> Written task: Copy every line from the material below that holds "ديوانه".

> Data provided:
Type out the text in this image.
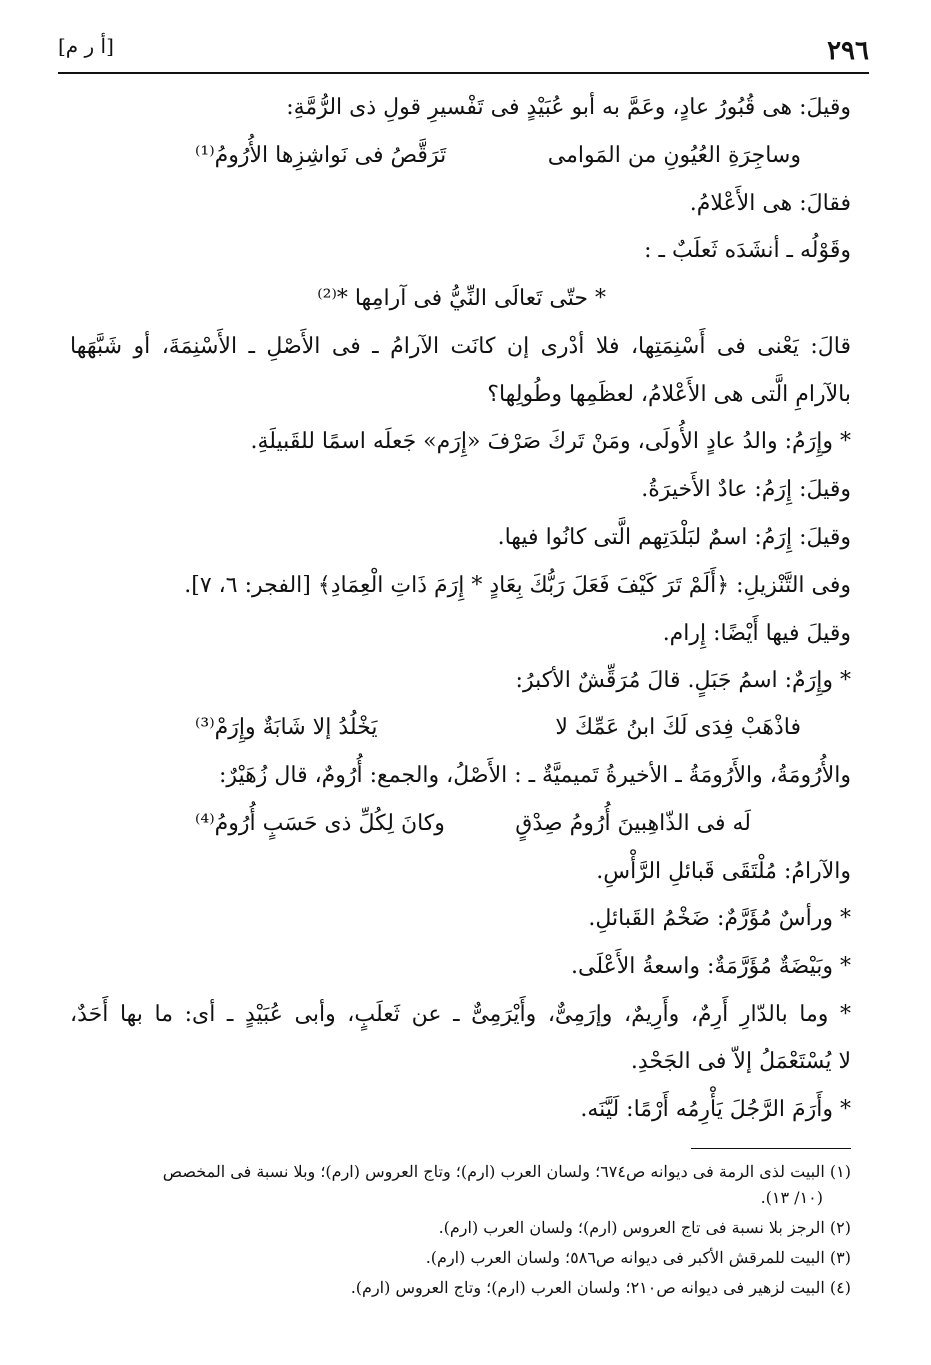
٢٩٦
[أ ر م]
وقيلَ: هى قُبُورُ عادٍ، وعَمَّ به أبو عُبَيْدٍ فى تَفْسيرِ قولِ ذى الرُّمَّةِ:
وساجِرَةِ العُيُونِ من المَوامى
تَرَقَّصُ فى نَواشِزِها الأُرُومُ⁽¹⁾
فقالَ: هى الأَعْلامُ.
وقَوْلُه ـ أنشَدَه ثَعلَبٌ ـ :
* حتّى تَعالَى النِّيُّ فى آرامِها *⁽²⁾
قالَ: يَعْنى فى أَسْنِمَتِها، فلا أدْرى إن كانَت الآرامُ ـ فى الأَصْلِ ـ الأَسْنِمَةَ، أو شَبَّهَها
بالآرامِ الَّتى هى الأَعْلامُ، لعظَمِها وطُولِها؟
* وإِرَمُ: والدُ عادٍ الأُولَى، ومَنْ تَركَ صَرْفَ «إِرَم» جَعلَه اسمًا للقَبيلَةِ.
وقيلَ: إِرَمُ: عادٌ الأَخيرَةُ.
وقيلَ: إِرَمُ: اسمٌ لبَلْدَتِهم الَّتى كانُوا فيها.
وفى التَّنْزيلِ: ﴿أَلَمْ تَرَ كَيْفَ فَعَلَ رَبُّكَ بِعَادٍ * إِرَمَ ذَاتِ الْعِمَادِ﴾ [الفجر: ٦، ٧].
وقيلَ فيها أَيْضًا: إِرام.
* وإِرَمٌ: اسمُ جَبَلٍ. قالَ مُرَقِّشٌ الأكبرُ:
فاذْهَبْ فِدَى لَكَ ابنُ عَمِّكَ لا
يَخْلُدُ إلا شَابَةٌ وإِرَمْ⁽³⁾
والأُرُومَةُ، والأَرُومَةُ ـ الأخيرةُ تَميميَّةٌ ـ : الأَصْلُ، والجمع: أُرُومٌ، قال زُهَيْرٌ:
لَه فى الذّاهِبينَ أُرُومُ صِدْقٍ
وكانَ لِكُلِّ ذى حَسَبٍ أُرُومُ⁽⁴⁾
والآرامُ: مُلْتَقَى قَبائلِ الرَّأْسِ.
* ورأسٌ مُؤَرَّمٌ: ضَخْمُ القَبائلِ.
* وبَيْضَةٌ مُؤَرَّمَةٌ: واسعةُ الأَعْلَى.
* وما بالدّارِ أَرِمٌ، وأَرِيمٌ، وإرَمِىٌّ، وأَيْرَمِىٌّ ـ عن ثَعلَبٍ، وأبى عُبَيْدٍ ـ أى: ما بها أَحَدٌ،
لا يُسْتَعْمَلُ إلاّ فى الجَحْدِ.
* وأَرَمَ الرَّجُلَ يَأْرِمُه أَرْمًا: لَيَّنَه.
(١) البيت لذى الرمة فى ديوانه ص٦٧٤؛ ولسان العرب (ارم)؛ وتاج العروس (ارم)؛ وبلا نسبة فى المخصص
(١٠/ ١٣).
(٢) الرجز بلا نسبة فى تاج العروس (ارم)؛ ولسان العرب (ارم).
(٣) البيت للمرقش الأكبر فى ديوانه ص٥٨٦؛ ولسان العرب (ارم).
(٤) البيت لزهير فى ديوانه ص٢١٠؛ ولسان العرب (ارم)؛ وتاج العروس (ارم).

> Solution to this problem:
(١) البيت لذى الرمة فى ديوانه ص٦٧٤؛ ولسان العرب (ارم)؛ وتاج العروس (ارم)؛ وبلا نسبة فى المخصص
(٣) البيت للمرقش الأكبر فى ديوانه ص٥٨٦؛ ولسان العرب (ارم).
(٤) البيت لزهير فى ديوانه ص٢١٠؛ ولسان العرب (ارم)؛ وتاج العروس (ارم).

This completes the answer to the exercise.